— WRITTEN REQUEST —
Copy out all lines carrying the word "Lists".

— TASK INPUTS —
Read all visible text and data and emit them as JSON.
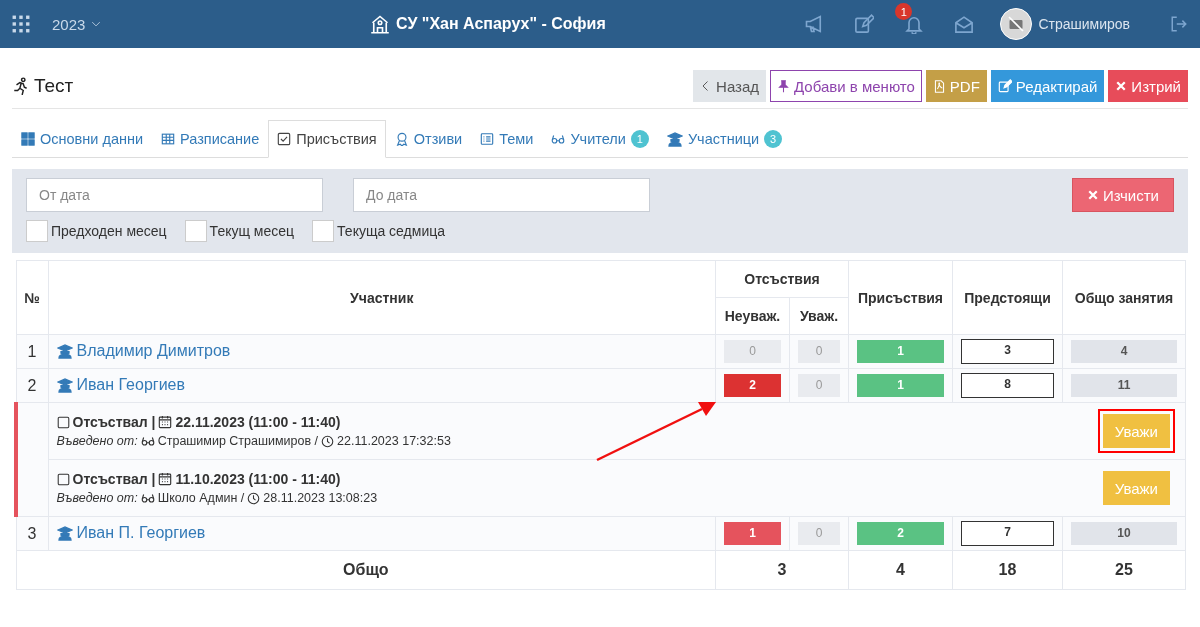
{
  "topbar": {
    "year": "2023",
    "school": "СУ \"Хан Аспарух\" - София",
    "notifications": "1",
    "user": "Страшимиров"
  },
  "page": {
    "title": "Тест"
  },
  "actions": [
    {
      "label": "Назад",
      "kind": "back"
    },
    {
      "label": "Добави в менюто",
      "kind": "pin"
    },
    {
      "label": "PDF",
      "kind": "pdf"
    },
    {
      "label": "Редактирай",
      "kind": "edit"
    },
    {
      "label": "Изтрий",
      "kind": "delete"
    }
  ],
  "tabs": [
    {
      "label": "Основни данни",
      "selected": false
    },
    {
      "label": "Разписание",
      "selected": false
    },
    {
      "label": "Присъствия",
      "selected": true
    },
    {
      "label": "Отзиви",
      "selected": false
    },
    {
      "label": "Теми",
      "selected": false
    },
    {
      "label": "Учители",
      "selected": false,
      "count": "1"
    },
    {
      "label": "Участници",
      "selected": false,
      "count": "3"
    }
  ],
  "filters": {
    "from_placeholder": "От дата",
    "to_placeholder": "До дата",
    "clear": "Изчисти",
    "checkboxes": [
      {
        "label": "Предходен месец",
        "checked": false
      },
      {
        "label": "Текущ месец",
        "checked": false
      },
      {
        "label": "Текуща седмица",
        "checked": false
      }
    ]
  },
  "table": {
    "headers": {
      "number": "№",
      "participant": "Участник",
      "absences": "Отсъствия",
      "unexcused": "Неуваж.",
      "excused": "Уваж.",
      "present": "Присъствия",
      "upcoming": "Предстоящи",
      "total": "Общо занятия"
    },
    "rows": [
      {
        "number": "1",
        "name": "Владимир Димитров",
        "expanded": false,
        "cells": [
          {
            "value": "0",
            "kind": "muted"
          },
          {
            "value": "0",
            "kind": "muted"
          },
          {
            "value": "1",
            "kind": "success"
          },
          {
            "value": "3",
            "kind": "outline"
          },
          {
            "value": "4",
            "kind": "neutral"
          }
        ]
      },
      {
        "number": "2",
        "name": "Иван Георгиев",
        "expanded": true,
        "cells": [
          {
            "value": "2",
            "kind": "danger"
          },
          {
            "value": "0",
            "kind": "muted"
          },
          {
            "value": "1",
            "kind": "success"
          },
          {
            "value": "8",
            "kind": "outline"
          },
          {
            "value": "11",
            "kind": "neutral"
          }
        ],
        "records": [
          {
            "status": "Отсъствал |",
            "date": "22.11.2023 (11:00 - 11:40)",
            "entered_label": "Въведено от:",
            "entered_by": "Страшимир Страшимиров /",
            "entered_at": "22.11.2023 17:32:53",
            "action": "Уважи",
            "highlighted": true
          },
          {
            "status": "Отсъствал |",
            "date": "11.10.2023 (11:00 - 11:40)",
            "entered_label": "Въведено от:",
            "entered_by": "Школо Админ /",
            "entered_at": "28.11.2023 13:08:23",
            "action": "Уважи",
            "highlighted": false
          }
        ]
      },
      {
        "number": "3",
        "name": "Иван П. Георгиев",
        "expanded": false,
        "cells": [
          {
            "value": "1",
            "kind": "danger"
          },
          {
            "value": "0",
            "kind": "muted"
          },
          {
            "value": "2",
            "kind": "success"
          },
          {
            "value": "7",
            "kind": "outline"
          },
          {
            "value": "10",
            "kind": "neutral"
          }
        ]
      }
    ],
    "totals": {
      "label": "Общо",
      "values": [
        "3",
        "4",
        "18",
        "25"
      ]
    }
  }
}
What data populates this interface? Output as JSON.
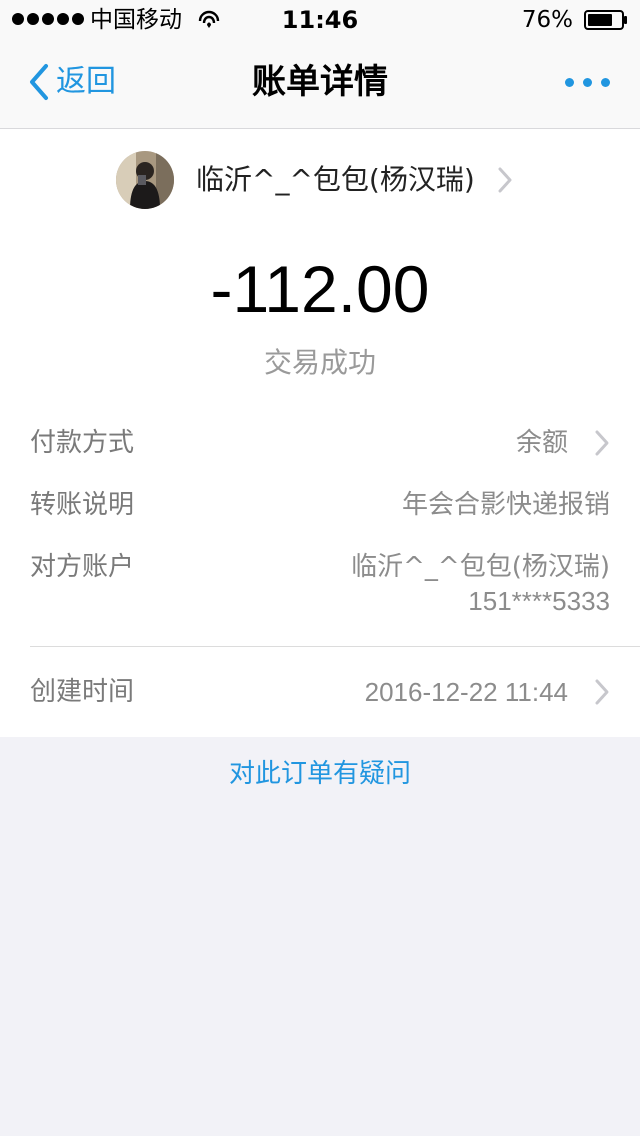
{
  "status_bar": {
    "carrier": "中国移动",
    "time": "11:46",
    "battery_percent": "76%",
    "battery_level": 0.76,
    "signal_bars": 5
  },
  "nav": {
    "back_label": "返回",
    "title": "账单详情"
  },
  "payee": {
    "name": "临沂^_^包包(杨汉瑞)"
  },
  "transaction": {
    "amount": "-112.00",
    "status": "交易成功"
  },
  "details": {
    "payment_method_label": "付款方式",
    "payment_method_value": "余额",
    "note_label": "转账说明",
    "note_value": "年会合影快递报销",
    "counterparty_label": "对方账户",
    "counterparty_name": "临沂^_^包包(杨汉瑞)",
    "counterparty_phone": "151****5333",
    "created_label": "创建时间",
    "created_value": "2016-12-22 11:44"
  },
  "question_link": "对此订单有疑问",
  "colors": {
    "accent": "#2196e0",
    "page_bg": "#f2f2f7",
    "label_gray": "#7a7a7a"
  },
  "icons": {
    "back": "chevron-left-icon",
    "more": "more-dots-icon",
    "row_arrow": "chevron-right-icon",
    "wifi": "wifi-icon",
    "battery": "battery-icon"
  }
}
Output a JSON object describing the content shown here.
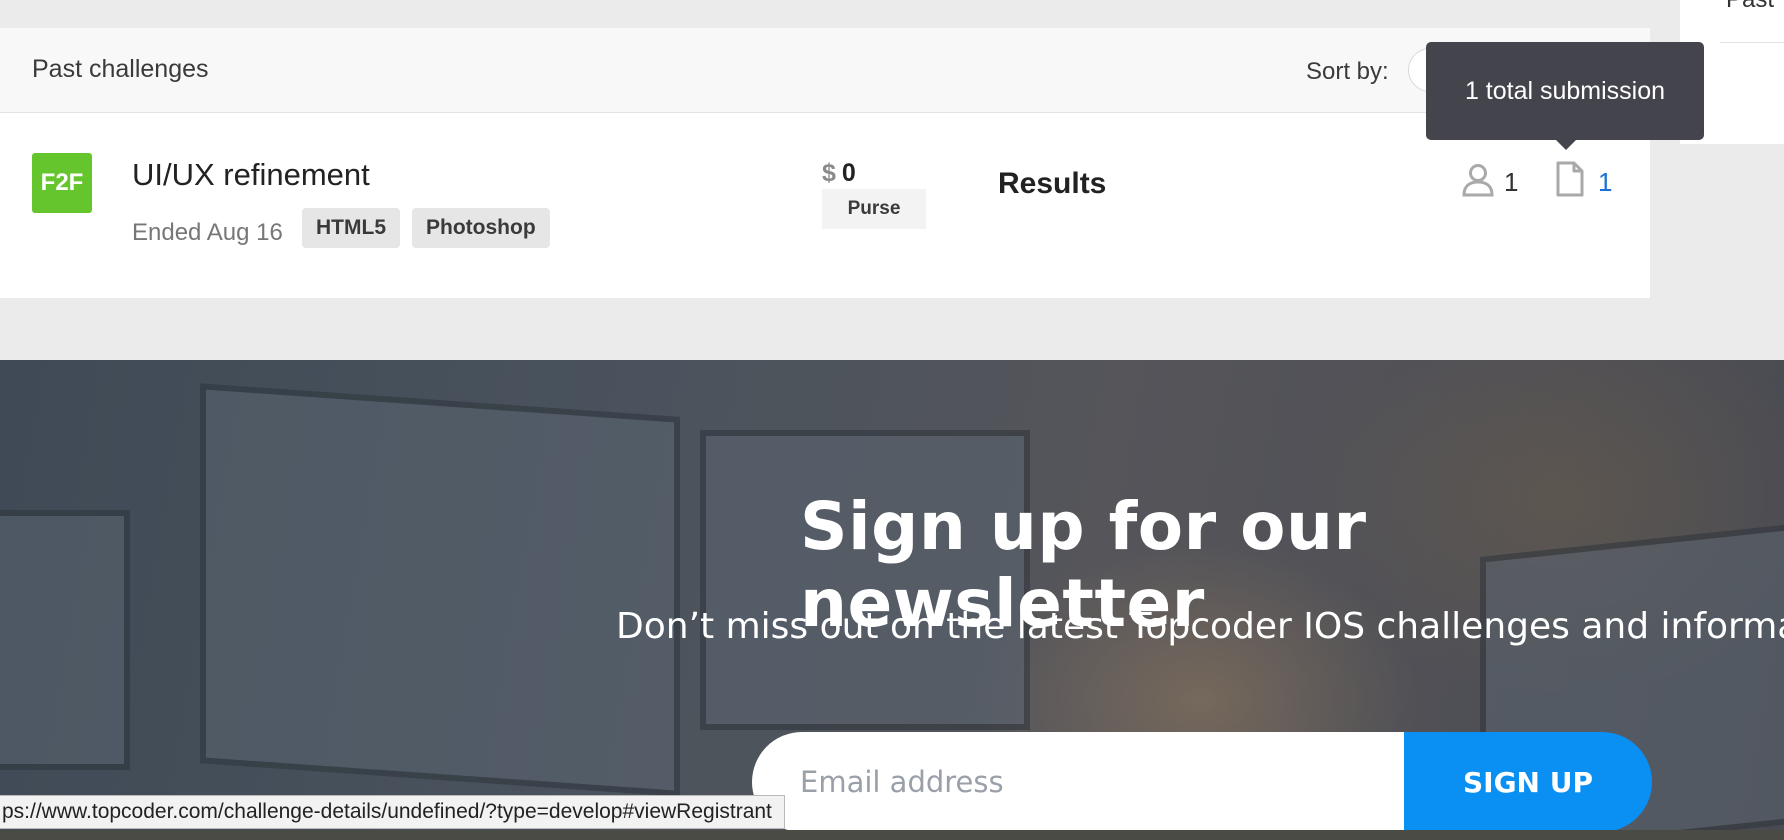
{
  "header": {
    "title": "Past challenges",
    "sort_label": "Sort by:"
  },
  "challenge": {
    "badge": "F2F",
    "title": "UI/UX refinement",
    "ended": "Ended Aug 16",
    "tags": [
      "HTML5",
      "Photoshop"
    ],
    "purse_currency": "$",
    "purse_amount": "0",
    "purse_label": "Purse",
    "results_label": "Results",
    "registrants": "1",
    "submissions": "1"
  },
  "tooltip": {
    "text": "1 total submission"
  },
  "side_panel": {
    "title": "Past"
  },
  "newsletter": {
    "title": "Sign up for our newsletter",
    "subtitle": "Don’t miss out on the latest Topcoder IOS challenges and information!",
    "email_placeholder": "Email address",
    "button_label": "SIGN UP"
  },
  "status_bar": {
    "url": "ps://www.topcoder.com/challenge-details/undefined/?type=develop#viewRegistrant"
  },
  "colors": {
    "badge_green": "#65c52c",
    "link_blue": "#1a6fd8",
    "signup_blue": "#0a8ff3",
    "tooltip_bg": "#44444c"
  }
}
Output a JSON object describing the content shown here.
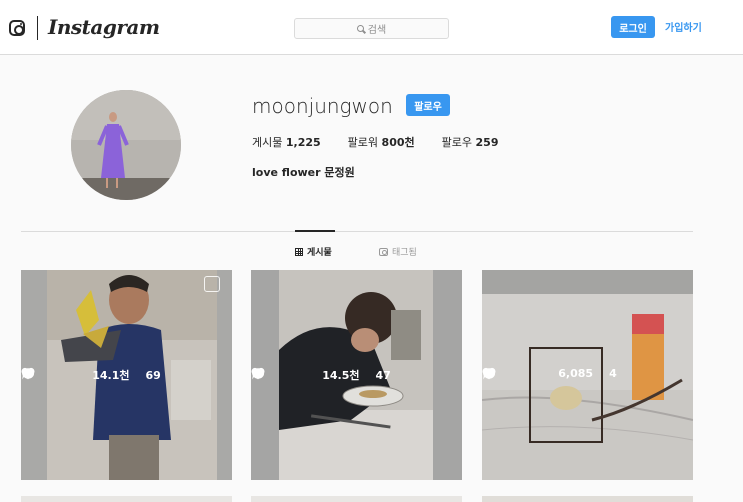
{
  "header": {
    "wordmark": "Instagram",
    "search_placeholder": "검색",
    "login_label": "로그인",
    "signup_label": "가입하기"
  },
  "profile": {
    "username": "moonjungwon",
    "follow_label": "팔로우",
    "stats": [
      {
        "label": "게시물",
        "value": "1,225"
      },
      {
        "label": "팔로워",
        "value": "800천"
      },
      {
        "label": "팔로우",
        "value": "259"
      }
    ],
    "bio": "love flower 문정원"
  },
  "tabs": [
    {
      "label": "게시물",
      "active": true,
      "icon": "grid-icon"
    },
    {
      "label": "태그됨",
      "active": false,
      "icon": "tag-icon"
    }
  ],
  "posts": [
    {
      "likes": "14.1천",
      "comments": "69",
      "multi": true
    },
    {
      "likes": "14.5천",
      "comments": "47",
      "multi": false
    },
    {
      "likes": "6,085",
      "comments": "4",
      "multi": false
    }
  ],
  "colors": {
    "accent": "#3897f0",
    "text": "#262626",
    "border": "#dbdbdb",
    "background": "#fafafa"
  }
}
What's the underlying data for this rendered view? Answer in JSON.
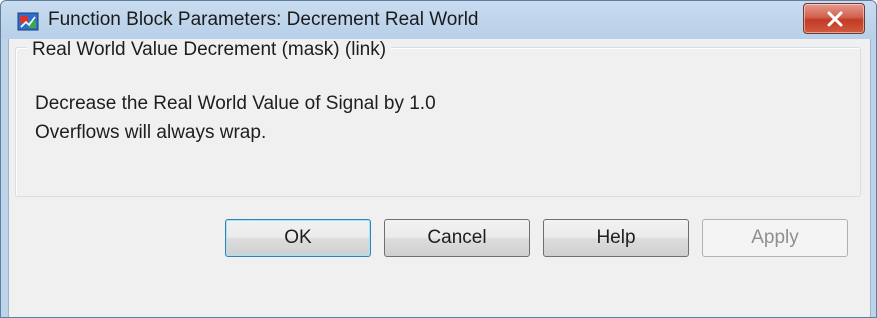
{
  "window": {
    "title": "Function Block Parameters: Decrement Real World"
  },
  "group": {
    "title": "Real World Value Decrement (mask) (link)",
    "description_lines": [
      "Decrease the Real World Value of Signal by 1.0",
      "Overflows will always wrap."
    ]
  },
  "buttons": {
    "ok": "OK",
    "cancel": "Cancel",
    "help": "Help",
    "apply": "Apply",
    "apply_enabled": false
  },
  "icons": {
    "app": "simulink-block-icon",
    "close": "close-icon"
  },
  "colors": {
    "frame": "#bdd3ea",
    "client": "#f0f0f0",
    "close_button": "#c94a35",
    "ok_focus_border": "#3c7fb1",
    "disabled_text": "#8f8f8f"
  }
}
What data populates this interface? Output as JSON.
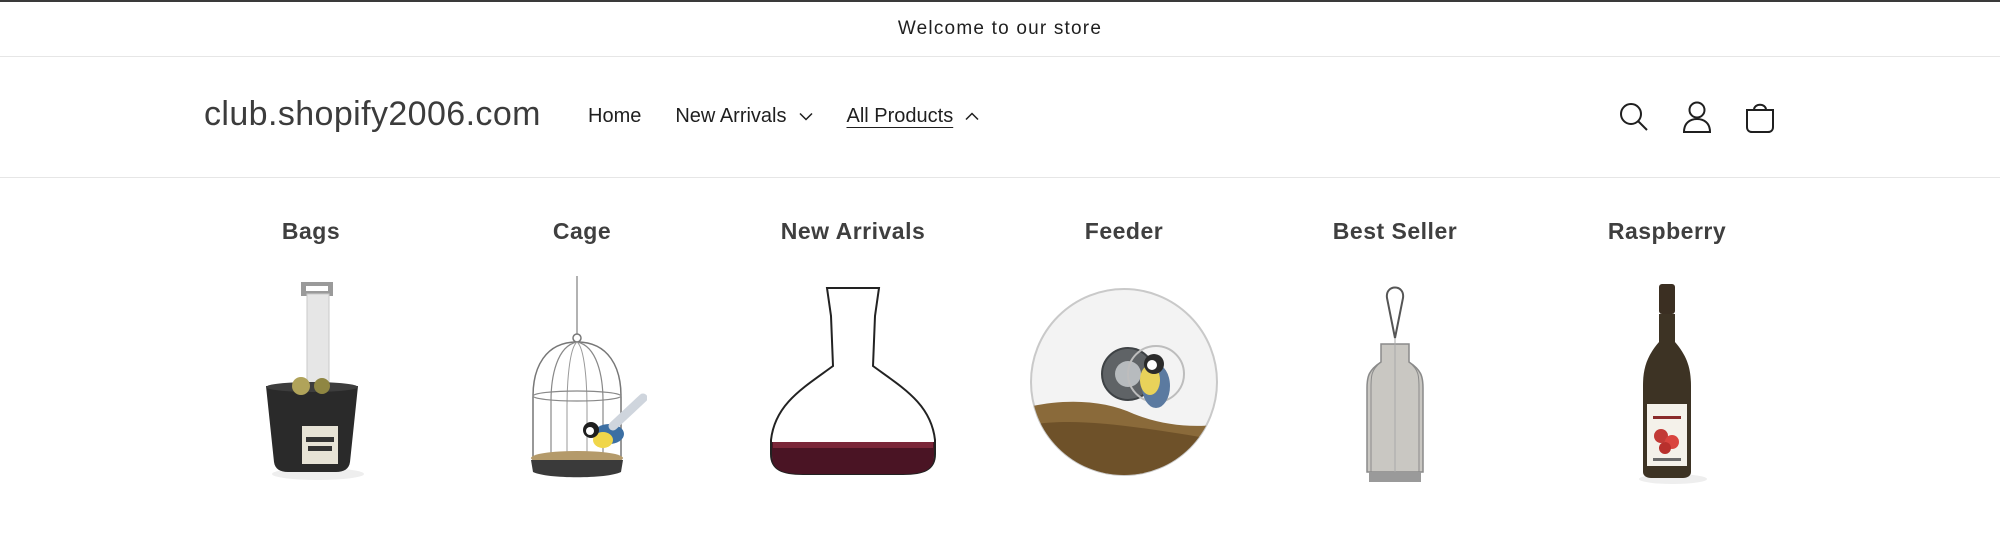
{
  "announcement": {
    "text": "Welcome to our store"
  },
  "header": {
    "logo": "club.shopify2006.com",
    "nav": [
      {
        "label": "Home"
      },
      {
        "label": "New Arrivals"
      },
      {
        "label": "All Products"
      }
    ]
  },
  "menu": {
    "columns": [
      {
        "title": "Bags",
        "image": "wall-mounted bag holder"
      },
      {
        "title": "Cage",
        "image": "bird cage with bird"
      },
      {
        "title": "New Arrivals",
        "image": "wine decanter"
      },
      {
        "title": "Feeder",
        "image": "window bird feeder"
      },
      {
        "title": "Best Seller",
        "image": "hanging lantern"
      },
      {
        "title": "Raspberry",
        "image": "raspberry bottle"
      }
    ]
  },
  "colors": {
    "text": "#121212",
    "border": "#e6e6e6",
    "heading": "#3f3f3f"
  }
}
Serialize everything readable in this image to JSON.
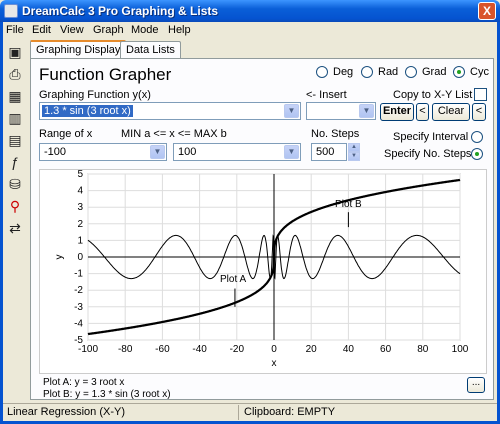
{
  "window": {
    "title": "DreamCalc 3 Pro Graphing & Lists",
    "close_glyph": "X"
  },
  "menu": [
    "File",
    "Edit",
    "View",
    "Graph",
    "Mode",
    "Help"
  ],
  "toolbar": [
    "save-icon",
    "print-icon",
    "calculator-icon",
    "chart-icon",
    "table-icon",
    "function-icon",
    "trash-icon",
    "zoom-icon",
    "swap-icon"
  ],
  "tabs": [
    {
      "label": "Graphing Display"
    },
    {
      "label": "Data Lists"
    }
  ],
  "panel": {
    "heading": "Function Grapher",
    "angle_modes": [
      {
        "label": "Deg",
        "selected": false
      },
      {
        "label": "Rad",
        "selected": false
      },
      {
        "label": "Grad",
        "selected": false
      },
      {
        "label": "Cyc",
        "selected": true
      }
    ],
    "graphing_function_label": "Graphing Function y(x)",
    "graphing_function_value": "1.3 * sin (3 root x)",
    "insert_label": "<- Insert",
    "insert_value": "",
    "copy_label": "Copy to X-Y List",
    "enter_label": "Enter",
    "back_label": "<",
    "clear_label": "Clear",
    "clear_back_label": "<",
    "range_label": "Range of x",
    "minmax_label": "MIN a <= x <= MAX b",
    "min_value": "-100",
    "max_value": "100",
    "steps_label": "No. Steps",
    "steps_value": "500",
    "specify_interval_label": "Specify Interval",
    "specify_steps_label": "Specify No. Steps",
    "legend_a": "Plot A: y = 3 root x",
    "legend_b": "Plot B: y = 1.3 * sin (3 root x)",
    "more_label": "..."
  },
  "chart_data": {
    "type": "line",
    "xlabel": "x",
    "ylabel": "y",
    "xlim": [
      -100,
      100
    ],
    "ylim": [
      -5,
      5
    ],
    "xticks": [
      -100,
      -80,
      -60,
      -40,
      -20,
      0,
      20,
      40,
      60,
      80,
      100
    ],
    "yticks": [
      5,
      4,
      3,
      2,
      1,
      0,
      -1,
      -2,
      -3,
      -4,
      -5
    ],
    "grid": true,
    "series": [
      {
        "name": "Plot A",
        "function": "3 root x"
      },
      {
        "name": "Plot B",
        "function": "1.3 * sin (3 root x)"
      }
    ],
    "annotations": [
      "Plot A",
      "Plot B"
    ]
  },
  "status": {
    "left": "Linear Regression (X-Y)",
    "right": "Clipboard: EMPTY"
  }
}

— RESULT OF THE EXERCISE —
    "title": "DreamCalc 3 Pro Graphing & Lists",
      "label": "Data Lists"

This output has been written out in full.